**Work to be completed:**
In the listing below, identify each line with the word "drops" and return those lines.

Raw records:
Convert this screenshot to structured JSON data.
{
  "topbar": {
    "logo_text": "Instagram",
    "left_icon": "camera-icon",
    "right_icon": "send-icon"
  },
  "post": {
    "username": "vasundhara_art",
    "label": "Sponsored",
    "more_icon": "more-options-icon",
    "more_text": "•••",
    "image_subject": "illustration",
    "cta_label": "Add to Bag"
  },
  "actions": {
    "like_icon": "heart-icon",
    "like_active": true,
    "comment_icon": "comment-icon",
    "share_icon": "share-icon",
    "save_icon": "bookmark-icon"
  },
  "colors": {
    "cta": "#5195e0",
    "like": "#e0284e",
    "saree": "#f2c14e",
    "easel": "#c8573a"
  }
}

--

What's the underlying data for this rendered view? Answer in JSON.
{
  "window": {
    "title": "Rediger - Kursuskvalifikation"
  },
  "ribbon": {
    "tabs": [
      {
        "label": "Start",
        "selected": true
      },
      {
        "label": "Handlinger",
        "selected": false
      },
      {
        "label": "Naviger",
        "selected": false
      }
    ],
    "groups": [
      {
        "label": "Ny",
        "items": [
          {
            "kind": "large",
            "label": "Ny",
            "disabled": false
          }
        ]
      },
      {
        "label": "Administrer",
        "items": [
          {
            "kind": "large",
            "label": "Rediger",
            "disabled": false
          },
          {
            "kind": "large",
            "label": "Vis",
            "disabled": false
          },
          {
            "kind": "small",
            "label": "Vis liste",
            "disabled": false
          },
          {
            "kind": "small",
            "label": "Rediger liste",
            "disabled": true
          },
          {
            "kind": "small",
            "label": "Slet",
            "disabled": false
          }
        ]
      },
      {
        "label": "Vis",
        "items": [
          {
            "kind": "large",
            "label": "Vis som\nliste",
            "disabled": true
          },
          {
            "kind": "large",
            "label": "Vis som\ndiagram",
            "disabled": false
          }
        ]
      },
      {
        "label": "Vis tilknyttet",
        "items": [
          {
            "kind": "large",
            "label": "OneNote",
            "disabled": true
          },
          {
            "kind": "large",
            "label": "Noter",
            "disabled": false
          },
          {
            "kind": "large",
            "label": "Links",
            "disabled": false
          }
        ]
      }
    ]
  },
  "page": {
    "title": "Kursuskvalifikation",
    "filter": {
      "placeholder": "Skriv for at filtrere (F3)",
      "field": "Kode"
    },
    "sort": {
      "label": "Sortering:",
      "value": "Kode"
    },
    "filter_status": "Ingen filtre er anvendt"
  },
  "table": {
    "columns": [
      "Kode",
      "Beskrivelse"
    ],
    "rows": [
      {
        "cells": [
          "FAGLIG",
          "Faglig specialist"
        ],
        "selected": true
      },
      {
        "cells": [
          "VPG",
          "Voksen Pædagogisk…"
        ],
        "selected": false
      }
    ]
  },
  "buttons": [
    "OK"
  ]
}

* * *

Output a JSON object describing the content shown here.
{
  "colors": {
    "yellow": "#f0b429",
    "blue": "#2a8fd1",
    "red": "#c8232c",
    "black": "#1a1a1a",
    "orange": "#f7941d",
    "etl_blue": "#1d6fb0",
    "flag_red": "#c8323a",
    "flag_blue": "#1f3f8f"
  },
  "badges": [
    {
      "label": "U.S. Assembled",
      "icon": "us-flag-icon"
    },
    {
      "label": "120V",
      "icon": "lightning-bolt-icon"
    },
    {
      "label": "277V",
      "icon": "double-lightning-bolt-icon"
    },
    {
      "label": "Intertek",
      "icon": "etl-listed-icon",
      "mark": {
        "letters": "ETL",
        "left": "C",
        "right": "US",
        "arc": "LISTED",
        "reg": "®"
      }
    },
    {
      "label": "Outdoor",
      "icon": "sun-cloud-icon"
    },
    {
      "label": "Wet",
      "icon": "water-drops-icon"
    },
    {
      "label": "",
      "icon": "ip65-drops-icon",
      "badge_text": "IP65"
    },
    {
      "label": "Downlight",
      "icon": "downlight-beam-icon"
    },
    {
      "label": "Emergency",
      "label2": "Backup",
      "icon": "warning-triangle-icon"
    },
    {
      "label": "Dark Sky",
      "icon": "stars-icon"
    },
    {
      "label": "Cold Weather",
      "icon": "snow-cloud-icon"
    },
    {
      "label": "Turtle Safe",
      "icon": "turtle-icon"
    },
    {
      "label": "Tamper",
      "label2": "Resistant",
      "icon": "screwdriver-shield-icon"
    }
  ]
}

**Correct output:**
      "icon": "water-drops-icon"
      "icon": "ip65-drops-icon",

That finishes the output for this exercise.